#### [Do this]
All entries are to be quoted exactly; the images stay out of the copy.

══════

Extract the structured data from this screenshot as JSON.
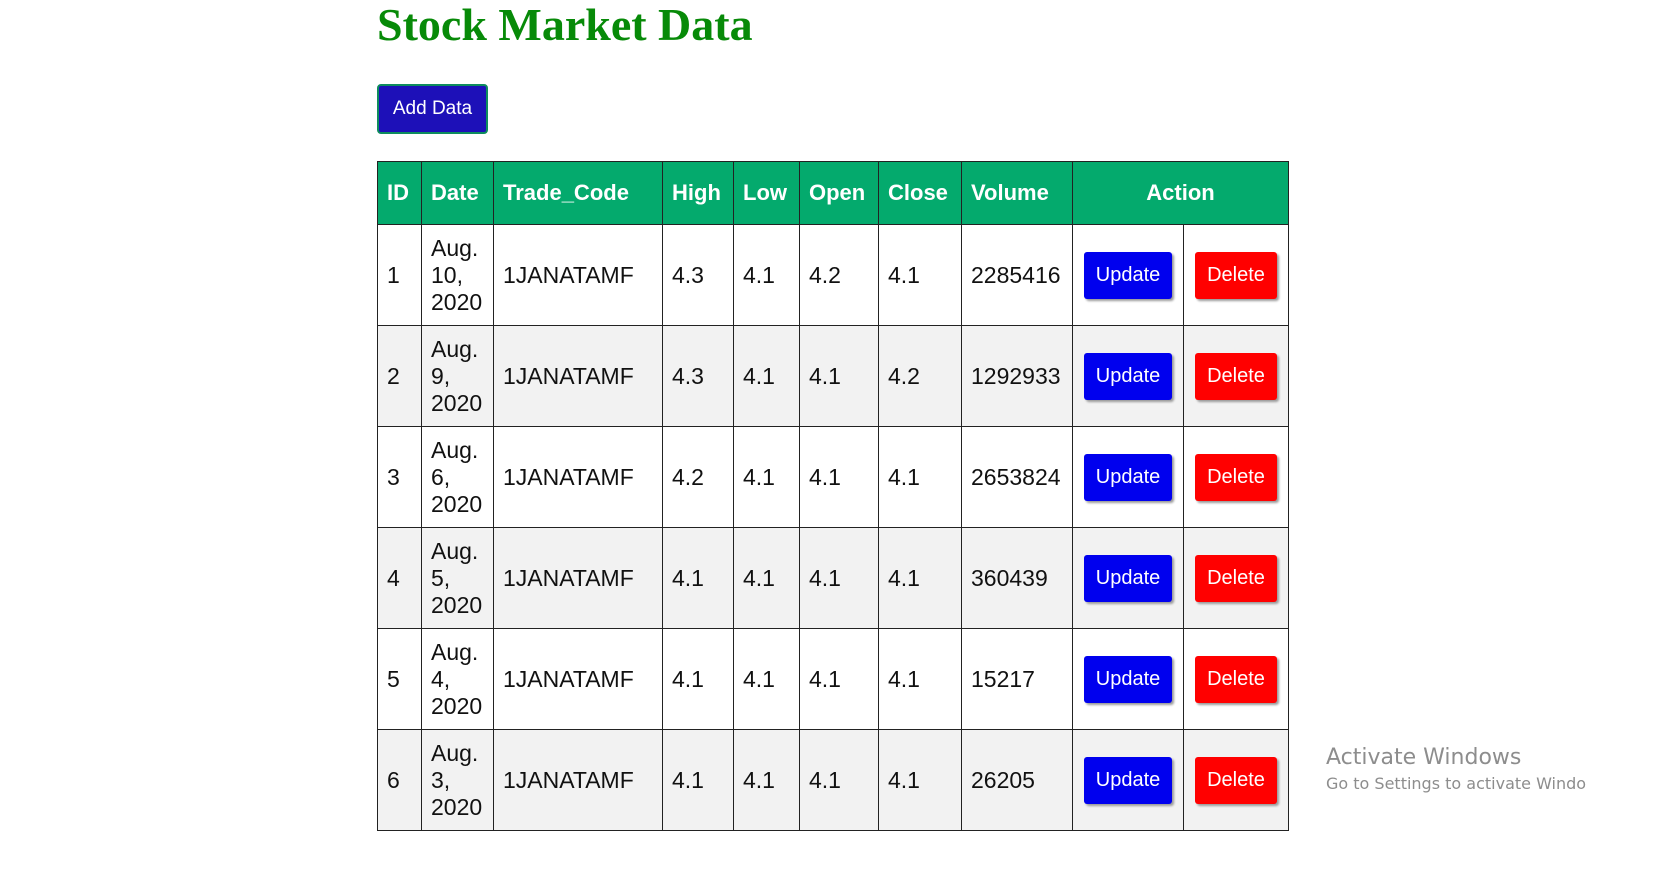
{
  "page": {
    "title": "Stock Market Data",
    "add_button_label": "Add Data"
  },
  "table": {
    "headers": [
      "ID",
      "Date",
      "Trade_Code",
      "High",
      "Low",
      "Open",
      "Close",
      "Volume",
      "Action"
    ],
    "update_label": "Update",
    "delete_label": "Delete",
    "rows": [
      {
        "id": "1",
        "date_line1": "Aug.",
        "date_line2": "10,",
        "date_line3": "2020",
        "trade_code": "1JANATAMF",
        "high": "4.3",
        "low": "4.1",
        "open": "4.2",
        "close": "4.1",
        "volume": "2285416"
      },
      {
        "id": "2",
        "date_line1": "Aug.",
        "date_line2": "9,",
        "date_line3": "2020",
        "trade_code": "1JANATAMF",
        "high": "4.3",
        "low": "4.1",
        "open": "4.1",
        "close": "4.2",
        "volume": "1292933"
      },
      {
        "id": "3",
        "date_line1": "Aug.",
        "date_line2": "6,",
        "date_line3": "2020",
        "trade_code": "1JANATAMF",
        "high": "4.2",
        "low": "4.1",
        "open": "4.1",
        "close": "4.1",
        "volume": "2653824"
      },
      {
        "id": "4",
        "date_line1": "Aug.",
        "date_line2": "5,",
        "date_line3": "2020",
        "trade_code": "1JANATAMF",
        "high": "4.1",
        "low": "4.1",
        "open": "4.1",
        "close": "4.1",
        "volume": "360439"
      },
      {
        "id": "5",
        "date_line1": "Aug.",
        "date_line2": "4,",
        "date_line3": "2020",
        "trade_code": "1JANATAMF",
        "high": "4.1",
        "low": "4.1",
        "open": "4.1",
        "close": "4.1",
        "volume": "15217"
      },
      {
        "id": "6",
        "date_line1": "Aug.",
        "date_line2": "3,",
        "date_line3": "2020",
        "trade_code": "1JANATAMF",
        "high": "4.1",
        "low": "4.1",
        "open": "4.1",
        "close": "4.1",
        "volume": "26205"
      }
    ]
  },
  "watermark": {
    "title": "Activate Windows",
    "subtitle": "Go to Settings to activate Windo"
  },
  "colors": {
    "title_green": "#078a08",
    "header_green": "#04aa6d",
    "add_button": "#1d10b8",
    "update_blue": "#0000ee",
    "delete_red": "#ff0000"
  }
}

══════

#### [Finished answer]
Extract the structured data from this screenshot as JSON.
{
  "page": {
    "title": "Stock Market Data",
    "add_button_label": "Add Data"
  },
  "table": {
    "headers": [
      "ID",
      "Date",
      "Trade_Code",
      "High",
      "Low",
      "Open",
      "Close",
      "Volume",
      "Action"
    ],
    "update_label": "Update",
    "delete_label": "Delete",
    "rows": [
      {
        "id": "1",
        "date_line1": "Aug.",
        "date_line2": "10,",
        "date_line3": "2020",
        "trade_code": "1JANATAMF",
        "high": "4.3",
        "low": "4.1",
        "open": "4.2",
        "close": "4.1",
        "volume": "2285416"
      },
      {
        "id": "2",
        "date_line1": "Aug.",
        "date_line2": "9,",
        "date_line3": "2020",
        "trade_code": "1JANATAMF",
        "high": "4.3",
        "low": "4.1",
        "open": "4.1",
        "close": "4.2",
        "volume": "1292933"
      },
      {
        "id": "3",
        "date_line1": "Aug.",
        "date_line2": "6,",
        "date_line3": "2020",
        "trade_code": "1JANATAMF",
        "high": "4.2",
        "low": "4.1",
        "open": "4.1",
        "close": "4.1",
        "volume": "2653824"
      },
      {
        "id": "4",
        "date_line1": "Aug.",
        "date_line2": "5,",
        "date_line3": "2020",
        "trade_code": "1JANATAMF",
        "high": "4.1",
        "low": "4.1",
        "open": "4.1",
        "close": "4.1",
        "volume": "360439"
      },
      {
        "id": "5",
        "date_line1": "Aug.",
        "date_line2": "4,",
        "date_line3": "2020",
        "trade_code": "1JANATAMF",
        "high": "4.1",
        "low": "4.1",
        "open": "4.1",
        "close": "4.1",
        "volume": "15217"
      },
      {
        "id": "6",
        "date_line1": "Aug.",
        "date_line2": "3,",
        "date_line3": "2020",
        "trade_code": "1JANATAMF",
        "high": "4.1",
        "low": "4.1",
        "open": "4.1",
        "close": "4.1",
        "volume": "26205"
      }
    ]
  },
  "watermark": {
    "title": "Activate Windows",
    "subtitle": "Go to Settings to activate Windo"
  },
  "colors": {
    "title_green": "#078a08",
    "header_green": "#04aa6d",
    "add_button": "#1d10b8",
    "update_blue": "#0000ee",
    "delete_red": "#ff0000"
  }
}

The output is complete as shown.